##### SUPPLIED RECORDS

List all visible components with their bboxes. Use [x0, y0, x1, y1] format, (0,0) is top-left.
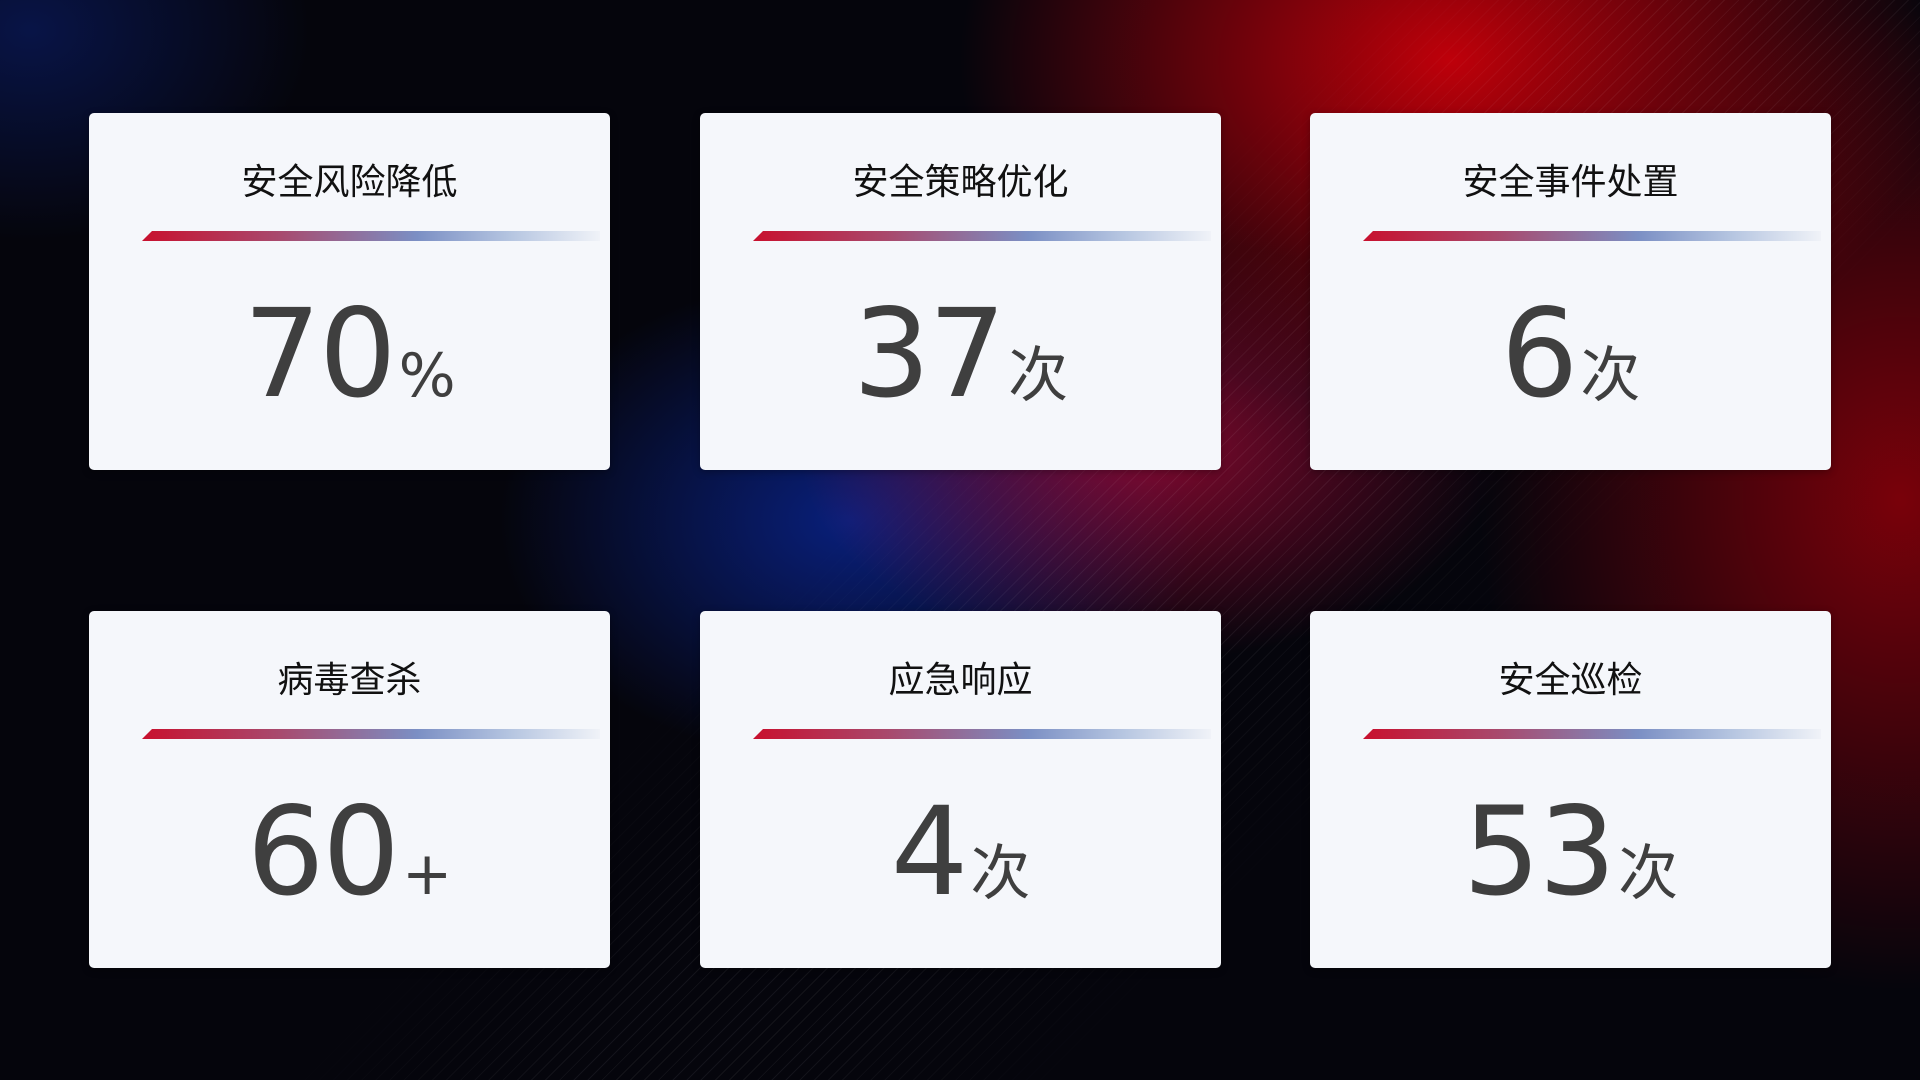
value-number: 6	[1500, 283, 1579, 425]
card-divider	[753, 729, 1211, 739]
value-number: 70	[243, 283, 396, 425]
value-unit: 次	[970, 839, 1031, 909]
card-divider	[142, 729, 600, 739]
card-value: 70%	[89, 283, 610, 425]
stat-card-security-patrol: 安全巡检 53次	[1310, 611, 1831, 968]
card-value: 4次	[700, 781, 1221, 923]
value-number: 4	[890, 781, 969, 923]
card-title: 应急响应	[888, 660, 1033, 701]
card-title: 安全巡检	[1498, 660, 1643, 701]
card-value: 53次	[1310, 781, 1831, 923]
card-value: 6次	[1310, 283, 1831, 425]
stat-card-risk-reduction: 安全风险降低 70%	[89, 113, 610, 470]
card-title: 安全风险降低	[241, 162, 458, 203]
value-unit: %	[398, 341, 456, 411]
card-title: 安全事件处置	[1462, 162, 1679, 203]
stat-card-emergency-response: 应急响应 4次	[700, 611, 1221, 968]
value-unit: +	[401, 839, 453, 909]
value-number: 60	[246, 781, 400, 923]
card-divider	[142, 231, 600, 241]
card-divider	[753, 231, 1211, 241]
stat-card-policy-optimization: 安全策略优化 37次	[700, 113, 1221, 470]
value-unit: 次	[1618, 839, 1679, 909]
value-unit: 次	[1008, 341, 1069, 411]
card-value: 37次	[700, 283, 1221, 425]
card-divider	[1363, 231, 1821, 241]
stat-card-incident-handling: 安全事件处置 6次	[1310, 113, 1831, 470]
card-title: 安全策略优化	[852, 162, 1069, 203]
card-value: 60+	[89, 781, 610, 923]
card-divider	[1363, 729, 1821, 739]
value-number: 37	[852, 283, 1006, 425]
card-title: 病毒查杀	[277, 660, 422, 701]
value-number: 53	[1462, 781, 1616, 923]
stat-card-virus-removal: 病毒查杀 60+	[89, 611, 610, 968]
value-unit: 次	[1580, 341, 1641, 411]
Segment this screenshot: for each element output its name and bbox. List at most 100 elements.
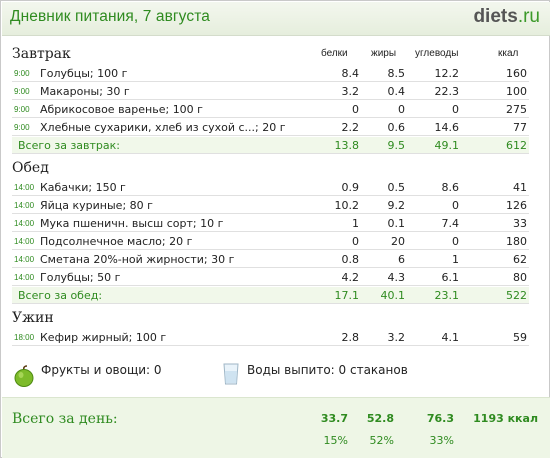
logo-tld: .ru [517,6,540,27]
meal-row[interactable]: 14:00 Мука пшеничн. высш сорт; 10 г 1 0.… [12,215,529,232]
kcal-value: 41 [513,181,527,194]
kcal-value: 59 [513,331,527,344]
meal-time: 9:00 [14,123,30,132]
protein-total: 17.1 [334,289,360,302]
meal-time: 9:00 [14,105,30,114]
section-title-lunch: Обед [12,160,49,176]
meal-time: 14:00 [14,255,35,264]
apple-icon [14,365,34,387]
protein-total: 13.8 [334,139,360,152]
fat-value: 0.4 [387,85,406,98]
section-title-dinner: Ужин [12,310,54,326]
food-name: Голубцы; 100 г [40,67,128,80]
meal-time: 9:00 [14,87,30,96]
day-total-panel: Всего за день: 33.7 52.8 76.3 1193 ккал … [2,397,550,458]
fruits-counter: Фрукты и овощи: 0 [41,363,162,377]
meal-row[interactable]: 14:00 Кабачки; 150 г 0.9 0.5 8.6 41 [12,179,529,196]
section-title-breakfast: Завтрак [12,46,71,62]
protein-value: 4.2 [341,271,360,284]
carbs-value: 8.6 [441,181,460,194]
day-total-label: Всего за день: [12,411,118,427]
fat-value: 4.3 [387,271,406,284]
page-title: Дневник питания, 7 августа [10,8,210,25]
logo-main: diets [473,6,518,27]
column-header-kcal: ккал [498,48,519,59]
meal-row[interactable]: 14:00 Сметана 20%-ной жирности; 30 г 0.8… [12,251,529,268]
day-fat-percent: 52% [369,434,394,447]
day-carbs: 76.3 [426,412,454,425]
kcal-value: 62 [513,253,527,266]
fat-value: 8.5 [387,67,406,80]
food-name: Голубцы; 50 г [40,271,121,284]
water-counter: Воды выпито: 0 стаканов [247,363,408,377]
carbs-total: 23.1 [434,289,460,302]
glass-icon [223,363,239,385]
food-name: Кабачки; 150 г [40,181,126,194]
carbs-value: 7.4 [441,217,460,230]
food-name: Яйца куриные; 80 г [40,199,153,212]
fat-value: 0.5 [387,181,406,194]
meal-row[interactable]: 14:00 Голубцы; 50 г 4.2 4.3 6.1 80 [12,269,529,286]
protein-value: 0 [352,103,359,116]
kcal-value: 33 [513,217,527,230]
meal-row[interactable]: 9:00 Абрикосовое варенье; 100 г 0 0 0 27… [12,101,529,118]
kcal-value: 80 [513,271,527,284]
kcal-value: 77 [513,121,527,134]
column-header-carbs: углеводы [415,48,459,59]
fat-value: 0.1 [387,217,406,230]
carbs-value: 0 [452,235,459,248]
protein-value: 8.4 [341,67,360,80]
carbs-total: 49.1 [434,139,460,152]
meal-row[interactable]: 14:00 Подсолнечное масло; 20 г 0 20 0 18… [12,233,529,250]
fat-value: 6 [398,253,405,266]
day-protein-percent: 15% [323,434,348,447]
column-header-fat: жиры [371,48,397,59]
meal-row[interactable]: 9:00 Хлебные сухарики, хлеб из сухой с..… [12,119,529,136]
total-label: Всего за завтрак: [18,139,121,152]
carbs-value: 14.6 [434,121,460,134]
day-fat: 52.8 [366,412,394,425]
meal-total-row: Всего за завтрак: 13.8 9.5 49.1 612 [12,137,529,154]
meal-row[interactable]: 18:00 Кефир жирный; 100 г 2.8 3.2 4.1 59 [12,329,529,346]
food-name: Макароны; 30 г [40,85,130,98]
fat-value: 20 [391,235,405,248]
header: Дневник питания, 7 августа diets.ru [2,2,550,36]
meal-row[interactable]: 14:00 Яйца куриные; 80 г 10.2 9.2 0 126 [12,197,529,214]
meal-time: 14:00 [14,237,35,246]
meal-row[interactable]: 9:00 Голубцы; 100 г 8.4 8.5 12.2 160 [12,65,529,82]
carbs-value: 0 [452,199,459,212]
carbs-value: 1 [452,253,459,266]
meal-total-row: Всего за обед: 17.1 40.1 23.1 522 [12,287,529,304]
fat-value: 9.2 [387,199,406,212]
meal-time: 14:00 [14,201,35,210]
protein-value: 2.8 [341,331,360,344]
fat-total: 40.1 [380,289,406,302]
protein-value: 0.9 [341,181,360,194]
fat-value: 0.6 [387,121,406,134]
total-label: Всего за обед: [18,289,103,302]
meal-time: 18:00 [14,333,35,342]
carbs-value: 0 [452,103,459,116]
food-name: Мука пшеничн. высш сорт; 10 г [40,217,224,230]
kcal-value: 180 [506,235,527,248]
fat-value: 0 [398,103,405,116]
protein-value: 10.2 [334,199,360,212]
day-protein: 33.7 [320,412,348,425]
food-name: Подсолнечное масло; 20 г [40,235,193,248]
kcal-value: 126 [506,199,527,212]
meal-time: 9:00 [14,69,30,78]
meal-time: 14:00 [14,273,35,282]
fat-total: 9.5 [387,139,406,152]
kcal-value: 100 [506,85,527,98]
meal-time: 14:00 [14,183,35,192]
protein-value: 3.2 [341,85,360,98]
food-name: Сметана 20%-ной жирности; 30 г [40,253,235,266]
day-carbs-percent: 33% [429,434,454,447]
food-name: Хлебные сухарики, хлеб из сухой с...; 20… [40,121,286,134]
kcal-total: 522 [506,289,527,302]
carbs-value: 12.2 [434,67,460,80]
site-logo[interactable]: diets.ru [473,6,540,28]
fat-value: 3.2 [387,331,406,344]
meal-row[interactable]: 9:00 Макароны; 30 г 3.2 0.4 22.3 100 [12,83,529,100]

##########

* [ABOUT THIS EXERCISE] The expected response is every entry above, repeated exactly, pictures removed.

* [YOUR SOLUTION]
List all visible components with their bboxes. Use [x0, y0, x1, y1] format, (0,0) is top-left.
value-number: 6	[1500, 283, 1579, 425]
card-divider	[753, 729, 1211, 739]
value-number: 70	[243, 283, 396, 425]
value-unit: 次	[970, 839, 1031, 909]
card-divider	[142, 729, 600, 739]
card-value: 70%	[89, 283, 610, 425]
stat-card-security-patrol: 安全巡检 53次	[1310, 611, 1831, 968]
card-value: 4次	[700, 781, 1221, 923]
value-number: 4	[890, 781, 969, 923]
card-title: 应急响应	[888, 660, 1033, 701]
card-title: 安全巡检	[1498, 660, 1643, 701]
card-value: 53次	[1310, 781, 1831, 923]
card-value: 6次	[1310, 283, 1831, 425]
stat-card-risk-reduction: 安全风险降低 70%	[89, 113, 610, 470]
card-title: 安全风险降低	[241, 162, 458, 203]
value-unit: %	[398, 341, 456, 411]
card-title: 安全事件处置	[1462, 162, 1679, 203]
stat-card-emergency-response: 应急响应 4次	[700, 611, 1221, 968]
value-unit: +	[401, 839, 453, 909]
value-number: 60	[246, 781, 400, 923]
card-divider	[142, 231, 600, 241]
card-divider	[753, 231, 1211, 241]
stat-card-policy-optimization: 安全策略优化 37次	[700, 113, 1221, 470]
value-unit: 次	[1618, 839, 1679, 909]
value-unit: 次	[1008, 341, 1069, 411]
card-value: 37次	[700, 283, 1221, 425]
card-divider	[1363, 231, 1821, 241]
stat-card-incident-handling: 安全事件处置 6次	[1310, 113, 1831, 470]
card-title: 安全策略优化	[852, 162, 1069, 203]
card-value: 60+	[89, 781, 610, 923]
card-divider	[1363, 729, 1821, 739]
value-number: 37	[852, 283, 1006, 425]
card-title: 病毒查杀	[277, 660, 422, 701]
value-number: 53	[1462, 781, 1616, 923]
stat-card-virus-removal: 病毒查杀 60+	[89, 611, 610, 968]
value-unit: 次	[1580, 341, 1641, 411]
Segment this screenshot: for each element output its name and bbox. List at most 100 elements.
logo-tld: .ru [517,6,540,27]
meal-row[interactable]: 14:00 Мука пшеничн. высш сорт; 10 г 1 0.… [12,215,529,232]
kcal-value: 41 [513,181,527,194]
kcal-value: 59 [513,331,527,344]
meal-time: 9:00 [14,123,30,132]
protein-total: 17.1 [334,289,360,302]
meal-time: 9:00 [14,105,30,114]
section-title-lunch: Обед [12,160,49,176]
meal-time: 14:00 [14,255,35,264]
apple-icon [14,365,34,387]
protein-total: 13.8 [334,139,360,152]
fat-value: 0.4 [387,85,406,98]
section-title-dinner: Ужин [12,310,54,326]
food-name: Голубцы; 100 г [40,67,128,80]
meal-time: 9:00 [14,87,30,96]
day-total-panel: Всего за день: 33.7 52.8 76.3 1193 ккал … [2,397,550,458]
fruits-counter: Фрукты и овощи: 0 [41,363,162,377]
meal-row[interactable]: 14:00 Кабачки; 150 г 0.9 0.5 8.6 41 [12,179,529,196]
section-title-breakfast: Завтрак [12,46,71,62]
protein-value: 4.2 [341,271,360,284]
carbs-value: 8.6 [441,181,460,194]
day-total-label: Всего за день: [12,411,118,427]
fat-value: 4.3 [387,271,406,284]
page-title: Дневник питания, 7 августа [10,8,210,25]
logo-main: diets [473,6,518,27]
column-header-kcal: ккал [498,48,519,59]
meal-row[interactable]: 14:00 Сметана 20%-ной жирности; 30 г 0.8… [12,251,529,268]
day-fat-percent: 52% [369,434,394,447]
day-carbs: 76.3 [426,412,454,425]
kcal-value: 62 [513,253,527,266]
fat-value: 8.5 [387,67,406,80]
food-name: Голубцы; 50 г [40,271,121,284]
water-counter: Воды выпито: 0 стаканов [247,363,408,377]
carbs-total: 23.1 [434,289,460,302]
glass-icon [223,363,239,385]
food-name: Кабачки; 150 г [40,181,126,194]
carbs-value: 7.4 [441,217,460,230]
food-name: Яйца куриные; 80 г [40,199,153,212]
fat-value: 0.5 [387,181,406,194]
meal-row[interactable]: 14:00 Голубцы; 50 г 4.2 4.3 6.1 80 [12,269,529,286]
protein-value: 0 [352,103,359,116]
kcal-value: 33 [513,217,527,230]
meal-row[interactable]: 9:00 Абрикосовое варенье; 100 г 0 0 0 27… [12,101,529,118]
kcal-value: 80 [513,271,527,284]
kcal-value: 77 [513,121,527,134]
column-header-carbs: углеводы [415,48,459,59]
fat-value: 0.1 [387,217,406,230]
carbs-value: 0 [452,235,459,248]
protein-value: 8.4 [341,67,360,80]
carbs-total: 49.1 [434,139,460,152]
meal-row[interactable]: 14:00 Подсолнечное масло; 20 г 0 20 0 18… [12,233,529,250]
fat-value: 6 [398,253,405,266]
day-protein-percent: 15% [323,434,348,447]
column-header-fat: жиры [371,48,397,59]
meal-row[interactable]: 9:00 Хлебные сухарики, хлеб из сухой с..… [12,119,529,136]
total-label: Всего за завтрак: [18,139,121,152]
carbs-value: 14.6 [434,121,460,134]
day-fat: 52.8 [366,412,394,425]
meal-total-row: Всего за завтрак: 13.8 9.5 49.1 612 [12,137,529,154]
meal-row[interactable]: 18:00 Кефир жирный; 100 г 2.8 3.2 4.1 59 [12,329,529,346]
food-name: Макароны; 30 г [40,85,130,98]
fat-value: 20 [391,235,405,248]
header: Дневник питания, 7 августа diets.ru [2,2,550,36]
meal-row[interactable]: 14:00 Яйца куриные; 80 г 10.2 9.2 0 126 [12,197,529,214]
meal-time: 14:00 [14,237,35,246]
meal-row[interactable]: 9:00 Голубцы; 100 г 8.4 8.5 12.2 160 [12,65,529,82]
carbs-value: 0 [452,199,459,212]
carbs-value: 1 [452,253,459,266]
meal-total-row: Всего за обед: 17.1 40.1 23.1 522 [12,287,529,304]
fat-value: 9.2 [387,199,406,212]
meal-time: 14:00 [14,201,35,210]
protein-value: 2.8 [341,331,360,344]
fat-total: 40.1 [380,289,406,302]
protein-value: 0.9 [341,181,360,194]
fat-value: 0.6 [387,121,406,134]
total-label: Всего за обед: [18,289,103,302]
meal-time: 18:00 [14,333,35,342]
carbs-value: 0 [452,103,459,116]
food-name: Мука пшеничн. высш сорт; 10 г [40,217,224,230]
kcal-value: 180 [506,235,527,248]
fat-value: 0 [398,103,405,116]
protein-value: 10.2 [334,199,360,212]
day-protein: 33.7 [320,412,348,425]
food-name: Подсолнечное масло; 20 г [40,235,193,248]
kcal-value: 126 [506,199,527,212]
meal-time: 9:00 [14,69,30,78]
meal-time: 14:00 [14,273,35,282]
fat-total: 9.5 [387,139,406,152]
kcal-value: 100 [506,85,527,98]
meal-time: 14:00 [14,183,35,192]
protein-value: 3.2 [341,85,360,98]
food-name: Сметана 20%-ной жирности; 30 г [40,253,235,266]
day-carbs-percent: 33% [429,434,454,447]
food-name: Хлебные сухарики, хлеб из сухой с...; 20… [40,121,286,134]
kcal-total: 522 [506,289,527,302]
carbs-value: 12.2 [434,67,460,80]
site-logo[interactable]: diets.ru [473,6,540,28]
fat-value: 3.2 [387,331,406,344]
meal-row[interactable]: 9:00 Макароны; 30 г 3.2 0.4 22.3 100 [12,83,529,100]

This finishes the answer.